• [SUPPLIED DATA]
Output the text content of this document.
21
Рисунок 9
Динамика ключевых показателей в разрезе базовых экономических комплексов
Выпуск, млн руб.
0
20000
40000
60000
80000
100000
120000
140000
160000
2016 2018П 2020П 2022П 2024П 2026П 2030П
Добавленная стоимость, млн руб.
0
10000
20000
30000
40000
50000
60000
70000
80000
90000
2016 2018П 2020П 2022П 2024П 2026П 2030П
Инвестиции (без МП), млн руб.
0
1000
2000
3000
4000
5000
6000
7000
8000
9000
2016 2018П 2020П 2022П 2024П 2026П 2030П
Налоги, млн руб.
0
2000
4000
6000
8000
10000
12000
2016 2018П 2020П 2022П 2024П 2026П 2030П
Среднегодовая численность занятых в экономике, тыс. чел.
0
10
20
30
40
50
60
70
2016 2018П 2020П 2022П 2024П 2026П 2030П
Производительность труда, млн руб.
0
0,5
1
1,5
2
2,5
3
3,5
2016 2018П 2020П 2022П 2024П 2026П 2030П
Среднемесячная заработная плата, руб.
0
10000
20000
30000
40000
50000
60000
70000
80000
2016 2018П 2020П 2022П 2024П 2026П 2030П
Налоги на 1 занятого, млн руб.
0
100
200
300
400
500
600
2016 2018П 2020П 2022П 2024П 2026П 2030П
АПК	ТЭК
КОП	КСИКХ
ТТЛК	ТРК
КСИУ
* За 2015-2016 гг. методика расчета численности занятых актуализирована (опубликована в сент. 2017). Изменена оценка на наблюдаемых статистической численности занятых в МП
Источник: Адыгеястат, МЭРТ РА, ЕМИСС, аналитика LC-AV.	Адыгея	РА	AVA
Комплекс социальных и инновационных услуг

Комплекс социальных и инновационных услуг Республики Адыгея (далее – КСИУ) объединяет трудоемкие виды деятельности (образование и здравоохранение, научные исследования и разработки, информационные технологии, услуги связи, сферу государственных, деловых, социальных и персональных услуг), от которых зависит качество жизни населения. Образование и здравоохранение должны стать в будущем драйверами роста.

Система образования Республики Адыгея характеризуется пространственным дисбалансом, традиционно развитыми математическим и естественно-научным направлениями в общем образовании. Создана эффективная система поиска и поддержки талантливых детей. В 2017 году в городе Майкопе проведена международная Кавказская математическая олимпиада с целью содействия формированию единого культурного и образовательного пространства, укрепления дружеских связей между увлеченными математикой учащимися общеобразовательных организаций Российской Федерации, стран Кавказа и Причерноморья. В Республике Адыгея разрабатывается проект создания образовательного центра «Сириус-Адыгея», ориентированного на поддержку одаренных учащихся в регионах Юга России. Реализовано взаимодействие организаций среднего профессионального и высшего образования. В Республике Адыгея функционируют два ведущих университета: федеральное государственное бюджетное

• [GIVEN PROBLEM]
Restate the data above word for word, please.

• [RESULT BELOW]
Output the text content of this document.
21
Рисунок 9
Динамика ключевых показателей в разрезе базовых экономических комплексов
Выпуск, млн руб.
0
20000
40000
60000
80000
100000
120000
140000
160000
2016 2018П 2020П 2022П 2024П 2026П 2030П
Добавленная стоимость, млн руб.
0
10000
20000
30000
40000
50000
60000
70000
80000
90000
2016 2018П 2020П 2022П 2024П 2026П 2030П
Инвестиции (без МП), млн руб.
0
1000
2000
3000
4000
5000
6000
7000
8000
9000
2016 2018П 2020П 2022П 2024П 2026П 2030П
Налоги, млн руб.
0
2000
4000
6000
8000
10000
12000
2016 2018П 2020П 2022П 2024П 2026П 2030П
Среднегодовая численность занятых в экономике, тыс. чел.
0
10
20
30
40
50
60
70
2016 2018П 2020П 2022П 2024П 2026П 2030П
Производительность труда, млн руб.
0
0,5
1
1,5
2
2,5
3
3,5
2016 2018П 2020П 2022П 2024П 2026П 2030П
Среднемесячная заработная плата, руб.
0
10000
20000
30000
40000
50000
60000
70000
80000
2016 2018П 2020П 2022П 2024П 2026П 2030П
Налоги на 1 занятого, млн руб.
0
100
200
300
400
500
600
2016 2018П 2020П 2022П 2024П 2026П 2030П
АПК	ТЭК
КОП	КСИКХ
ТТЛК	ТРК
КСИУ
* За 2015-2016 гг. методика расчета численности занятых актуализирована (опубликована в сент. 2017). Изменена оценка на наблюдаемых статистической численности занятых в МП
Источник: Адыгеястат, МЭРТ РА, ЕМИСС, аналитика LC-AV.	Адыгея	РА	AVA
Комплекс социальных и инновационных услуг

Комплекс социальных и инновационных услуг Республики Адыгея (далее – КСИУ) объединяет трудоемкие виды деятельности (образование и здравоохранение, научные исследования и разработки, информационные технологии, услуги связи, сферу государственных, деловых, социальных и персональных услуг), от которых зависит качество жизни населения. Образование и здравоохранение должны стать в будущем драйверами роста.

Система образования Республики Адыгея характеризуется пространственным дисбалансом, традиционно развитыми математическим и естественно-научным направлениями в общем образовании. Создана эффективная система поиска и поддержки талантливых детей. В 2017 году в городе Майкопе проведена международная Кавказская математическая олимпиада с целью содействия формированию единого культурного и образовательного пространства, укрепления дружеских связей между увлеченными математикой учащимися общеобразовательных организаций Российской Федерации, стран Кавказа и Причерноморья. В Республике Адыгея разрабатывается проект создания образовательного центра «Сириус-Адыгея», ориентированного на поддержку одаренных учащихся в регионах Юга России. Реализовано взаимодействие организаций среднего профессионального и высшего образования. В Республике Адыгея функционируют два ведущих университета: федеральное государственное бюджетное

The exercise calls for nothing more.